Aim » Below are some records; retype all of them exactly.

⁂

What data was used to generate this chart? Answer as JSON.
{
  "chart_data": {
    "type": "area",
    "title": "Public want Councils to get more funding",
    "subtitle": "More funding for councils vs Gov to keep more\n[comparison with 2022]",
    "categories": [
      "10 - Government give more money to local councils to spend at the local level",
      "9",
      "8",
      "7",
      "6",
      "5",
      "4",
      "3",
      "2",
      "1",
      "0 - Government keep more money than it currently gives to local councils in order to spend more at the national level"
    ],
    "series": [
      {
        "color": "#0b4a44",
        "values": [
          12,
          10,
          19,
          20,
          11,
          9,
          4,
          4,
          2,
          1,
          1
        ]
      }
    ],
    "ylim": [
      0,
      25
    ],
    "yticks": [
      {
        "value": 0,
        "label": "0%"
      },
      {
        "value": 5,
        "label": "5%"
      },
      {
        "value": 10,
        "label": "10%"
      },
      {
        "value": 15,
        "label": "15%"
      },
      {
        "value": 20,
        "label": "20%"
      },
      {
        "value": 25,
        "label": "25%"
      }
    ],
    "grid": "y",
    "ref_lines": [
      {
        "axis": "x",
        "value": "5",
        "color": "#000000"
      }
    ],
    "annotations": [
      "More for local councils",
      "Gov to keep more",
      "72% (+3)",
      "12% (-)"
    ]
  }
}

⁂

Task result »
What data was used to generate this chart? Answer as JSON.
{
  "chart_data": {
    "type": "area",
    "title": "Public want Councils to get more funding",
    "subtitle": "More funding for councils vs Gov to keep more\n[comparison with 2022]",
    "categories": [
      "10 - Government give more money to local councils to spend at the local level",
      "9",
      "8",
      "7",
      "6",
      "5",
      "4",
      "3",
      "2",
      "1",
      "0 - Government keep more money than it currently gives to local councils in order to spend more at the national level"
    ],
    "series": [
      {
        "color": "#0b4a44",
        "values": [
          12,
          10,
          19,
          20,
          11,
          9,
          4,
          4,
          2,
          1,
          1
        ]
      }
    ],
    "ylim": [
      0,
      25
    ],
    "yticks": [
      {
        "value": 0,
        "label": "0%"
      },
      {
        "value": 5,
        "label": "5%"
      },
      {
        "value": 10,
        "label": "10%"
      },
      {
        "value": 15,
        "label": "15%"
      },
      {
        "value": 20,
        "label": "20%"
      },
      {
        "value": 25,
        "label": "25%"
      }
    ],
    "grid": "y",
    "ref_lines": [
      {
        "axis": "x",
        "value": "5",
        "color": "#000000"
      }
    ],
    "annotations": [
      "More for local councils",
      "Gov to keep more",
      "72% (+3)",
      "12% (-)"
    ]
  }
}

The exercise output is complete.